WHAT IS BEING ASKED
All entries below need to be written out exactly, but without their pictures.

A block of data:
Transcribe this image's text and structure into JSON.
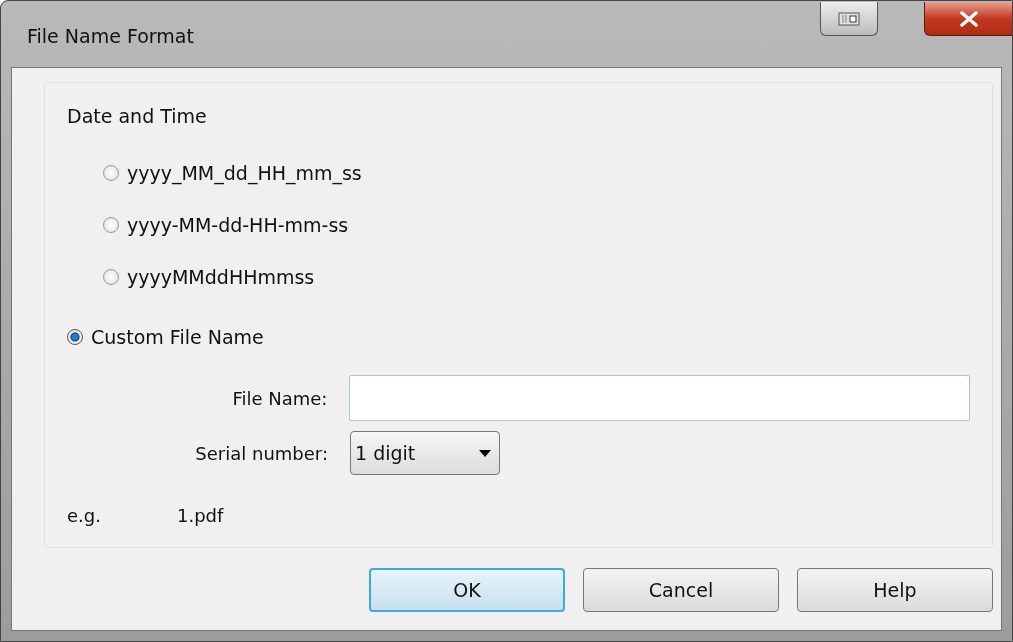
{
  "window": {
    "title": "File Name Format"
  },
  "section_label": "Date and Time",
  "formats": [
    {
      "label": "yyyy_MM_dd_HH_mm_ss",
      "selected": false,
      "kind": "preset"
    },
    {
      "label": "yyyy-MM-dd-HH-mm-ss",
      "selected": false,
      "kind": "preset"
    },
    {
      "label": "yyyyMMddHHmmss",
      "selected": false,
      "kind": "preset"
    },
    {
      "label": "Custom File Name",
      "selected": true,
      "kind": "custom"
    }
  ],
  "file_name": {
    "label": "File Name:"
  },
  "serial_number": {
    "label": "Serial number:",
    "value": "1 digit"
  },
  "example": {
    "label": "e.g.",
    "value": "1.pdf"
  },
  "buttons": [
    {
      "label": "OK",
      "default": true
    },
    {
      "label": "Cancel",
      "default": false
    },
    {
      "label": "Help",
      "default": false
    }
  ]
}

TASK OUTPUT
Transcribe this image's text and structure into JSON.
{
  "window": {
    "title": "File Name Format"
  },
  "section_label": "Date and Time",
  "formats": [
    {
      "label": "yyyy_MM_dd_HH_mm_ss",
      "selected": false,
      "kind": "preset"
    },
    {
      "label": "yyyy-MM-dd-HH-mm-ss",
      "selected": false,
      "kind": "preset"
    },
    {
      "label": "yyyyMMddHHmmss",
      "selected": false,
      "kind": "preset"
    },
    {
      "label": "Custom File Name",
      "selected": true,
      "kind": "custom"
    }
  ],
  "file_name": {
    "label": "File Name:"
  },
  "serial_number": {
    "label": "Serial number:",
    "value": "1 digit"
  },
  "example": {
    "label": "e.g.",
    "value": "1.pdf"
  },
  "buttons": [
    {
      "label": "OK",
      "default": true
    },
    {
      "label": "Cancel",
      "default": false
    },
    {
      "label": "Help",
      "default": false
    }
  ]
}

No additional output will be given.